• Do this: Return every record below exactly as written, omitting any pictures.

— Begin Dataset rows —

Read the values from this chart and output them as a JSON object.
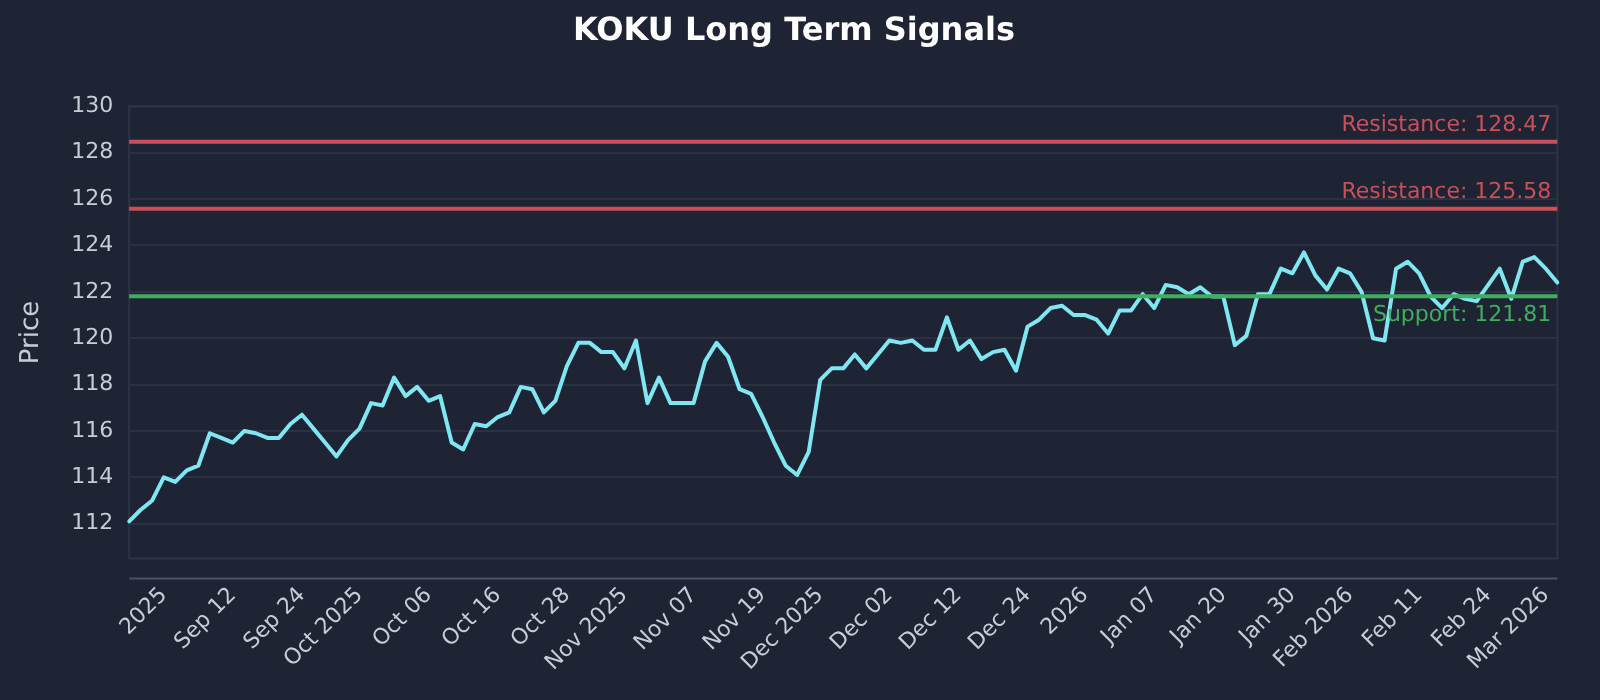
{
  "chart_data": {
    "type": "line",
    "title": "KOKU Long Term Signals",
    "ylabel": "Price",
    "categories": [
      null,
      null,
      null,
      "2025",
      null,
      null,
      null,
      null,
      null,
      "Sep 12",
      null,
      null,
      null,
      null,
      null,
      "Sep 24",
      null,
      null,
      null,
      null,
      "Oct 2025",
      null,
      null,
      null,
      null,
      null,
      "Oct 06",
      null,
      null,
      null,
      null,
      null,
      "Oct 16",
      null,
      null,
      null,
      null,
      null,
      "Oct 28",
      null,
      null,
      null,
      null,
      "Nov 2025",
      null,
      null,
      null,
      null,
      null,
      "Nov 07",
      null,
      null,
      null,
      null,
      null,
      "Nov 19",
      null,
      null,
      null,
      null,
      "Dec 2025",
      null,
      null,
      null,
      null,
      null,
      "Dec 02",
      null,
      null,
      null,
      null,
      null,
      "Dec 12",
      null,
      null,
      null,
      null,
      null,
      "Dec 24",
      null,
      null,
      null,
      null,
      "2026",
      null,
      null,
      null,
      null,
      null,
      "Jan 07",
      null,
      null,
      null,
      null,
      null,
      "Jan 20",
      null,
      null,
      null,
      null,
      null,
      "Jan 30",
      null,
      null,
      null,
      null,
      "Feb 2026",
      null,
      null,
      null,
      null,
      null,
      "Feb 11",
      null,
      null,
      null,
      null,
      null,
      "Feb 24",
      null,
      null,
      null,
      null,
      "Mar 2026",
      null
    ],
    "series": [
      {
        "color": "#7fe6f2",
        "values": [
          112.1,
          112.6,
          113.0,
          114.0,
          113.8,
          114.3,
          114.5,
          115.9,
          115.7,
          115.5,
          116.0,
          115.9,
          115.7,
          115.7,
          116.3,
          116.7,
          116.1,
          115.5,
          114.9,
          115.6,
          116.1,
          117.2,
          117.1,
          118.3,
          117.5,
          117.9,
          117.3,
          117.5,
          115.5,
          115.2,
          116.3,
          116.2,
          116.6,
          116.8,
          117.9,
          117.8,
          116.8,
          117.3,
          118.8,
          119.8,
          119.8,
          119.4,
          119.4,
          118.7,
          119.9,
          117.2,
          118.3,
          117.2,
          117.2,
          117.2,
          119.0,
          119.8,
          119.2,
          117.8,
          117.6,
          116.6,
          115.5,
          114.5,
          114.1,
          115.1,
          118.2,
          118.7,
          118.7,
          119.3,
          118.7,
          119.3,
          119.9,
          119.8,
          119.9,
          119.5,
          119.5,
          120.9,
          119.5,
          119.9,
          119.1,
          119.4,
          119.5,
          118.6,
          120.5,
          120.8,
          121.3,
          121.4,
          121.0,
          121.0,
          120.8,
          120.2,
          121.2,
          121.2,
          121.9,
          121.3,
          122.3,
          122.2,
          121.9,
          122.2,
          121.8,
          121.8,
          119.7,
          120.1,
          121.9,
          121.9,
          123.0,
          122.8,
          123.7,
          122.7,
          122.1,
          123.0,
          122.8,
          122.0,
          120.0,
          119.9,
          123.0,
          123.3,
          122.8,
          121.8,
          121.3,
          121.9,
          121.7,
          121.6,
          122.3,
          123.0,
          121.7,
          123.3,
          123.5,
          123.0,
          122.4
        ]
      }
    ],
    "ylim": [
      110.5,
      130
    ],
    "yticks": [
      112,
      114,
      116,
      118,
      120,
      122,
      124,
      126,
      128,
      130
    ],
    "grid": "y",
    "marker": "none",
    "line_style": "solid",
    "ref_lines": [
      {
        "axis": "y",
        "value": 128.47,
        "label": "Resistance: 128.47",
        "color": "#c9505a"
      },
      {
        "axis": "y",
        "value": 125.58,
        "label": "Resistance: 125.58",
        "color": "#c9505a"
      },
      {
        "axis": "y",
        "value": 121.81,
        "label": "Support: 121.81",
        "color": "#3fae5e"
      }
    ]
  }
}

— End Dataset rows —

• Solution for this problem:
Read the values from this chart and output them as a JSON object.
{
  "chart_data": {
    "type": "line",
    "title": "KOKU Long Term Signals",
    "ylabel": "Price",
    "categories": [
      null,
      null,
      null,
      "2025",
      null,
      null,
      null,
      null,
      null,
      "Sep 12",
      null,
      null,
      null,
      null,
      null,
      "Sep 24",
      null,
      null,
      null,
      null,
      "Oct 2025",
      null,
      null,
      null,
      null,
      null,
      "Oct 06",
      null,
      null,
      null,
      null,
      null,
      "Oct 16",
      null,
      null,
      null,
      null,
      null,
      "Oct 28",
      null,
      null,
      null,
      null,
      "Nov 2025",
      null,
      null,
      null,
      null,
      null,
      "Nov 07",
      null,
      null,
      null,
      null,
      null,
      "Nov 19",
      null,
      null,
      null,
      null,
      "Dec 2025",
      null,
      null,
      null,
      null,
      null,
      "Dec 02",
      null,
      null,
      null,
      null,
      null,
      "Dec 12",
      null,
      null,
      null,
      null,
      null,
      "Dec 24",
      null,
      null,
      null,
      null,
      "2026",
      null,
      null,
      null,
      null,
      null,
      "Jan 07",
      null,
      null,
      null,
      null,
      null,
      "Jan 20",
      null,
      null,
      null,
      null,
      null,
      "Jan 30",
      null,
      null,
      null,
      null,
      "Feb 2026",
      null,
      null,
      null,
      null,
      null,
      "Feb 11",
      null,
      null,
      null,
      null,
      null,
      "Feb 24",
      null,
      null,
      null,
      null,
      "Mar 2026",
      null
    ],
    "series": [
      {
        "color": "#7fe6f2",
        "values": [
          112.1,
          112.6,
          113.0,
          114.0,
          113.8,
          114.3,
          114.5,
          115.9,
          115.7,
          115.5,
          116.0,
          115.9,
          115.7,
          115.7,
          116.3,
          116.7,
          116.1,
          115.5,
          114.9,
          115.6,
          116.1,
          117.2,
          117.1,
          118.3,
          117.5,
          117.9,
          117.3,
          117.5,
          115.5,
          115.2,
          116.3,
          116.2,
          116.6,
          116.8,
          117.9,
          117.8,
          116.8,
          117.3,
          118.8,
          119.8,
          119.8,
          119.4,
          119.4,
          118.7,
          119.9,
          117.2,
          118.3,
          117.2,
          117.2,
          117.2,
          119.0,
          119.8,
          119.2,
          117.8,
          117.6,
          116.6,
          115.5,
          114.5,
          114.1,
          115.1,
          118.2,
          118.7,
          118.7,
          119.3,
          118.7,
          119.3,
          119.9,
          119.8,
          119.9,
          119.5,
          119.5,
          120.9,
          119.5,
          119.9,
          119.1,
          119.4,
          119.5,
          118.6,
          120.5,
          120.8,
          121.3,
          121.4,
          121.0,
          121.0,
          120.8,
          120.2,
          121.2,
          121.2,
          121.9,
          121.3,
          122.3,
          122.2,
          121.9,
          122.2,
          121.8,
          121.8,
          119.7,
          120.1,
          121.9,
          121.9,
          123.0,
          122.8,
          123.7,
          122.7,
          122.1,
          123.0,
          122.8,
          122.0,
          120.0,
          119.9,
          123.0,
          123.3,
          122.8,
          121.8,
          121.3,
          121.9,
          121.7,
          121.6,
          122.3,
          123.0,
          121.7,
          123.3,
          123.5,
          123.0,
          122.4
        ]
      }
    ],
    "ylim": [
      110.5,
      130
    ],
    "yticks": [
      112,
      114,
      116,
      118,
      120,
      122,
      124,
      126,
      128,
      130
    ],
    "grid": "y",
    "marker": "none",
    "line_style": "solid",
    "ref_lines": [
      {
        "axis": "y",
        "value": 128.47,
        "label": "Resistance: 128.47",
        "color": "#c9505a"
      },
      {
        "axis": "y",
        "value": 125.58,
        "label": "Resistance: 125.58",
        "color": "#c9505a"
      },
      {
        "axis": "y",
        "value": 121.81,
        "label": "Support: 121.81",
        "color": "#3fae5e"
      }
    ]
  }
}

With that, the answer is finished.